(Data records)
++++++
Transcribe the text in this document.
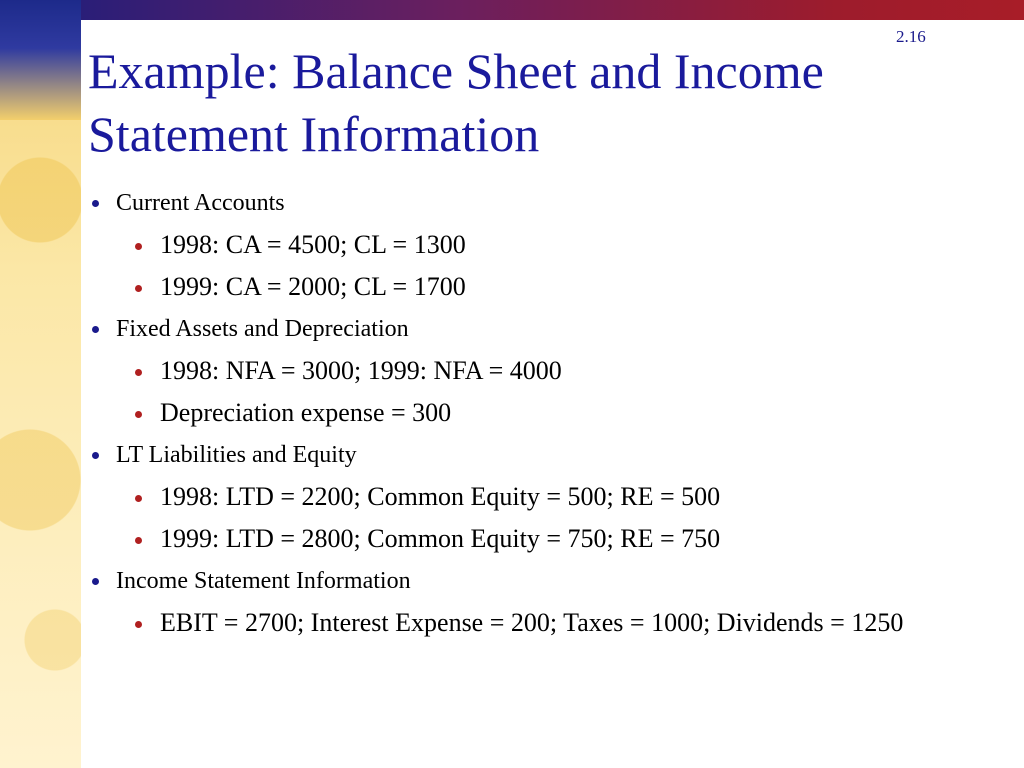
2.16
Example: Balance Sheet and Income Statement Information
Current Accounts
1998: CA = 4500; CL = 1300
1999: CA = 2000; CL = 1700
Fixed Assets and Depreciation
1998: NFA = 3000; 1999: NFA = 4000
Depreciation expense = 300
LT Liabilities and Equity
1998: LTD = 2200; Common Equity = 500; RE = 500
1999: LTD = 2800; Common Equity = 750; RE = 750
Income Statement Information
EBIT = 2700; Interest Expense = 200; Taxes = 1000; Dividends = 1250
++++++
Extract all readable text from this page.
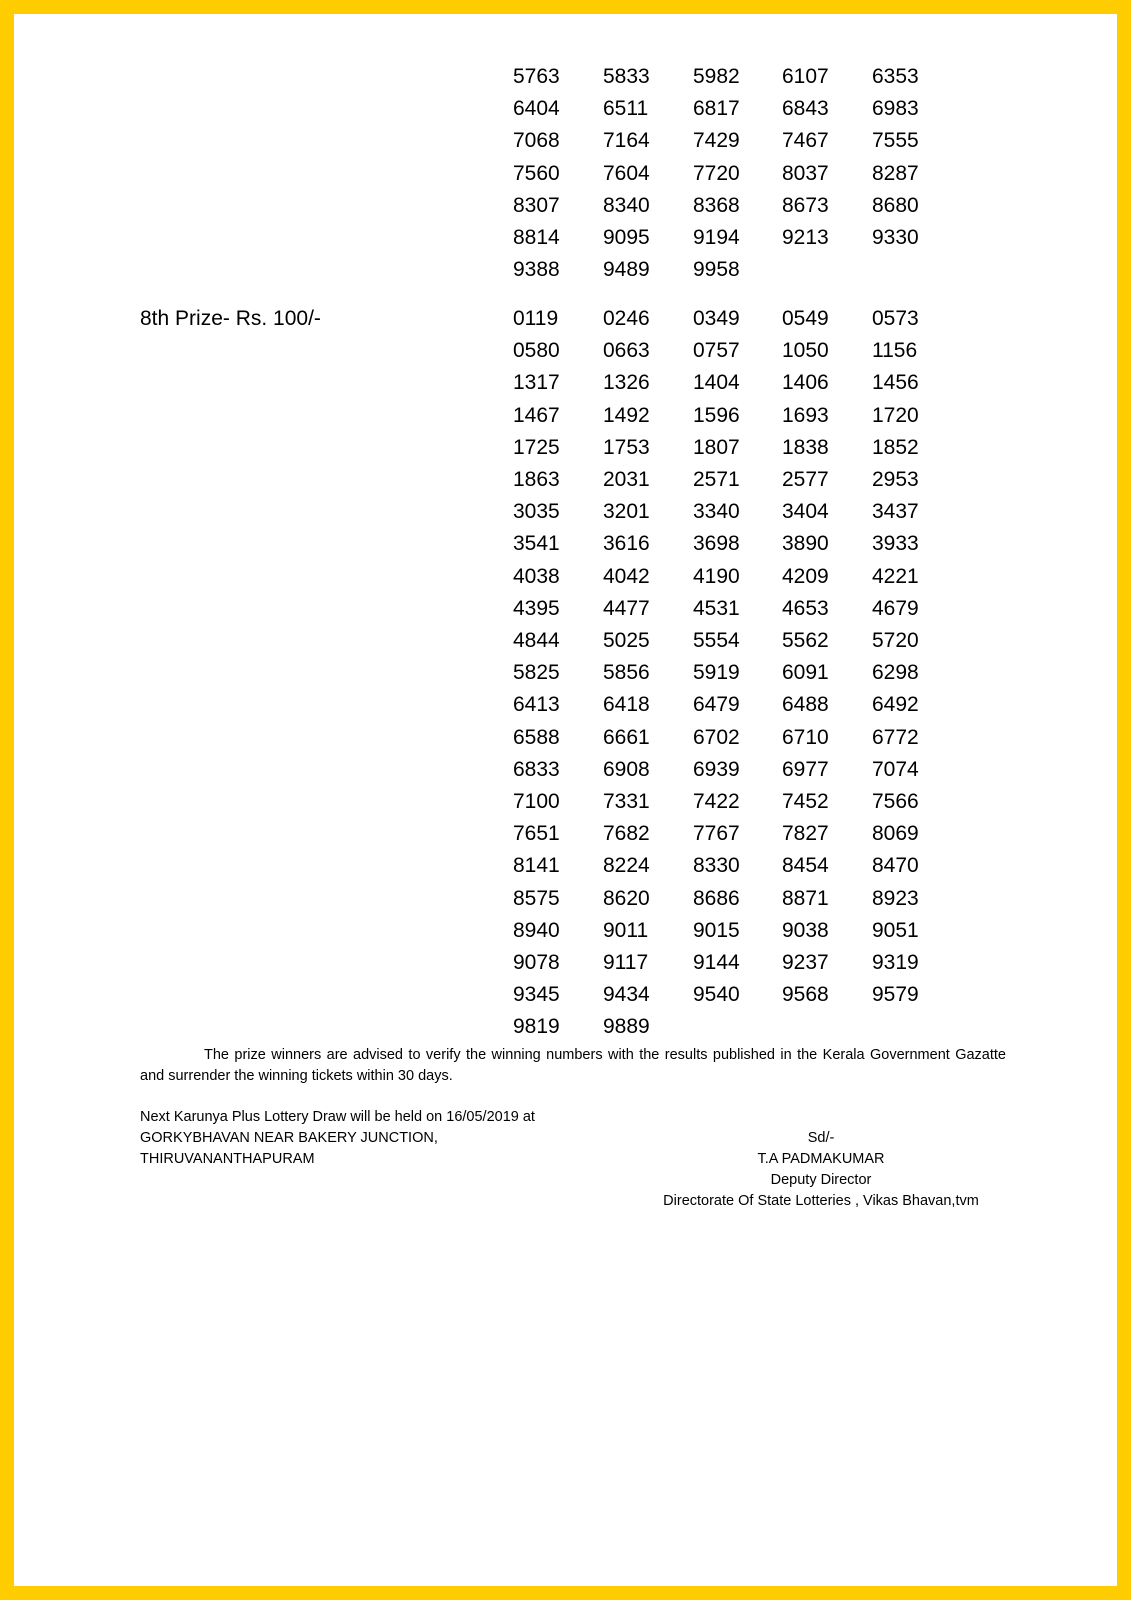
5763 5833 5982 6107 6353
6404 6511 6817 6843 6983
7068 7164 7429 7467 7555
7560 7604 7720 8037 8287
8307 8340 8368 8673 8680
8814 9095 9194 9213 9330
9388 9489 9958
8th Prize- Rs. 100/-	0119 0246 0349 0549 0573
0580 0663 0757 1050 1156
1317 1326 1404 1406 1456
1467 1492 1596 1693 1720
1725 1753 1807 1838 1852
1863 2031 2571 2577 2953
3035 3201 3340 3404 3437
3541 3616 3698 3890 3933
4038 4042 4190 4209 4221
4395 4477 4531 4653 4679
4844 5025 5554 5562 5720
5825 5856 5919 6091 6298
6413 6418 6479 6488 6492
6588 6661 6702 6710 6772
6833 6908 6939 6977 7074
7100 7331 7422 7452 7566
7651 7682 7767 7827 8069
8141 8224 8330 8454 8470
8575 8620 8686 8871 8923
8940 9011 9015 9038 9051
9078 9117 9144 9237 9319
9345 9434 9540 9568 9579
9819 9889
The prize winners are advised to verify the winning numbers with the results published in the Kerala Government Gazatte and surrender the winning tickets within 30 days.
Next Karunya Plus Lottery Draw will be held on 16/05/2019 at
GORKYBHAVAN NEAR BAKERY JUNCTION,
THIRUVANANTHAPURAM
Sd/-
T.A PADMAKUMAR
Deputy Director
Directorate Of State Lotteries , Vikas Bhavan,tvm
++++++
__To be done__. Each line containing the word "Income" counts once; say how many such lines there are, giving only the number.

__Written response__. 2